Exercise brief → Identify and copy all lines of the material where the string "Years" is found.

◇ ◇ ◇ ◇ ◇ ◇ ◇

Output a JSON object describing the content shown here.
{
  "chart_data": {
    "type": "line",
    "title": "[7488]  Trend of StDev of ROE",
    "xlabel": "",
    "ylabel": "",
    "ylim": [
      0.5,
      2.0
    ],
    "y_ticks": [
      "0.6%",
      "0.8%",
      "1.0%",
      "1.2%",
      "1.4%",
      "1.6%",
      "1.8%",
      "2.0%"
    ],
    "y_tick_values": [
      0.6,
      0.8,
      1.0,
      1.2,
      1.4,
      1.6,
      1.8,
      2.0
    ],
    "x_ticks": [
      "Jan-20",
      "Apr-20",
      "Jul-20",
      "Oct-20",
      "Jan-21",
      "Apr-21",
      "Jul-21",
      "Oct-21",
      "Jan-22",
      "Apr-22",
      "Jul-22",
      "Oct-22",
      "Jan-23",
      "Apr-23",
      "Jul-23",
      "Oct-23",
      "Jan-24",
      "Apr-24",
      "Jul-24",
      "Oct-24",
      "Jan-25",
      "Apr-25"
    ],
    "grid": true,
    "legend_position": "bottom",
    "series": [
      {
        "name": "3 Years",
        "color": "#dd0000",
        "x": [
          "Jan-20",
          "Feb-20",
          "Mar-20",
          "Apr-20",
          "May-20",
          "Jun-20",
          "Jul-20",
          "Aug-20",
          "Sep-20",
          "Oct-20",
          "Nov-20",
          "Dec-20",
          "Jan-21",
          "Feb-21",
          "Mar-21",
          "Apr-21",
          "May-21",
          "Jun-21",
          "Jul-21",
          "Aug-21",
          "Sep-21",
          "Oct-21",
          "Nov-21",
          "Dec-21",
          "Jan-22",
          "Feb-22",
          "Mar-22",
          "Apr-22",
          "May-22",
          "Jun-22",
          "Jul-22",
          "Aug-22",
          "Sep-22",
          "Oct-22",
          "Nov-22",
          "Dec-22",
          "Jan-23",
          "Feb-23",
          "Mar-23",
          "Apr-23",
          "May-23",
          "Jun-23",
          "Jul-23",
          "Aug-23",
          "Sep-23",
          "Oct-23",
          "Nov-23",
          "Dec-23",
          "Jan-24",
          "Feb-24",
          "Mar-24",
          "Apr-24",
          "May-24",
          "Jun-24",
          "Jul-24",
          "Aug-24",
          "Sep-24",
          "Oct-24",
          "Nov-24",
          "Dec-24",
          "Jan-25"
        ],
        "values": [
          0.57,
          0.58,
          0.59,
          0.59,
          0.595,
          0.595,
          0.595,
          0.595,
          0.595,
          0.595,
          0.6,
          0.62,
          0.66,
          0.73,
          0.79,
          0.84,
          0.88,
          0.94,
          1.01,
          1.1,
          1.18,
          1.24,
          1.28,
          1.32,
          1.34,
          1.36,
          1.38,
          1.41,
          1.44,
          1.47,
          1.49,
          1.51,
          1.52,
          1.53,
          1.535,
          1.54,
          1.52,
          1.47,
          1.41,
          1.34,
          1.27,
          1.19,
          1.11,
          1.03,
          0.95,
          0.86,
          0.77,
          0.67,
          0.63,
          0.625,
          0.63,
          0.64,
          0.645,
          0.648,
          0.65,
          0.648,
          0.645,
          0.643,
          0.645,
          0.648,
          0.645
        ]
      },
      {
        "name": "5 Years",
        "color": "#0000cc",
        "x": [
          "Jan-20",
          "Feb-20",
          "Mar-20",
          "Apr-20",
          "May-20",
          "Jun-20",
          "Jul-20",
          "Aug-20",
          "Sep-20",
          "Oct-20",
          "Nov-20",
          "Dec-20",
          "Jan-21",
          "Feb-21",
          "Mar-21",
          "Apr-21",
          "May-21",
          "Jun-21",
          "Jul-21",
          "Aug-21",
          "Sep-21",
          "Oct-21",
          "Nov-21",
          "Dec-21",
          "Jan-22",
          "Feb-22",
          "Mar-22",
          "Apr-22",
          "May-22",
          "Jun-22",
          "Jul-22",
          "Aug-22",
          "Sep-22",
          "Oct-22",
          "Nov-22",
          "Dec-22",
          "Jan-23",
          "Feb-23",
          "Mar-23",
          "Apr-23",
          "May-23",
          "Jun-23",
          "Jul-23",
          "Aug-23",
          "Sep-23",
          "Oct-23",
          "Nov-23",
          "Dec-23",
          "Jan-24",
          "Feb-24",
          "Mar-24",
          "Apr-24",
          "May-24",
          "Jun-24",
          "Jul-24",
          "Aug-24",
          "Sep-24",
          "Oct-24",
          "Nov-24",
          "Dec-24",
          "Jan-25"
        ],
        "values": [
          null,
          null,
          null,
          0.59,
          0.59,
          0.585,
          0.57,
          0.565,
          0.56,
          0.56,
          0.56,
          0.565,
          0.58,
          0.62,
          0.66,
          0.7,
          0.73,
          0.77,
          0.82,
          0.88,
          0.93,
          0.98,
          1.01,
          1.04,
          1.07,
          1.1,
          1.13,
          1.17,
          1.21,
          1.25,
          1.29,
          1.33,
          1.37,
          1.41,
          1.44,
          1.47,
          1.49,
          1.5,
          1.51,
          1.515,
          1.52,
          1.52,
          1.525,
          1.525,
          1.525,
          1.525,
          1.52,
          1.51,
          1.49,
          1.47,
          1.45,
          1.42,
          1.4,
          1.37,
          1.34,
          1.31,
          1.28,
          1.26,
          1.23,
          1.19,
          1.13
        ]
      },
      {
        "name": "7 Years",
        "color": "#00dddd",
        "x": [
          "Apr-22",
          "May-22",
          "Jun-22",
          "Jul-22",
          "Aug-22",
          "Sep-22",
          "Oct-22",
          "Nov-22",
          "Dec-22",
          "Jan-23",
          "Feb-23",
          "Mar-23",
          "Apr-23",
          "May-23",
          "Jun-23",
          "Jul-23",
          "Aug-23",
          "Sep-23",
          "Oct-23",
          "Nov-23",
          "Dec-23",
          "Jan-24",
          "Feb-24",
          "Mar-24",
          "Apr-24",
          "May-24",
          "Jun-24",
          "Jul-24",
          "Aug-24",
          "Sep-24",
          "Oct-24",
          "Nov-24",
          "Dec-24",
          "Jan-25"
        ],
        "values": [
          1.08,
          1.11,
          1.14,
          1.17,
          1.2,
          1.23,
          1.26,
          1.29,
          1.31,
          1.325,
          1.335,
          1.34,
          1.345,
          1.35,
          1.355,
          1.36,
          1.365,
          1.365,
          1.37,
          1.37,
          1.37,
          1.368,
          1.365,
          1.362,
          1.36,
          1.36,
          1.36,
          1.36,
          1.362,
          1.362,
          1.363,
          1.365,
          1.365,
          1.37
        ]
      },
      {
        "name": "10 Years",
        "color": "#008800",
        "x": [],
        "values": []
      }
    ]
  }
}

◇ ◇ ◇ ◇ ◇ ◇ ◇

Answer to this exercise →
        "name": "3 Years",
        "name": "5 Years",
        "name": "7 Years",
        "name": "10 Years",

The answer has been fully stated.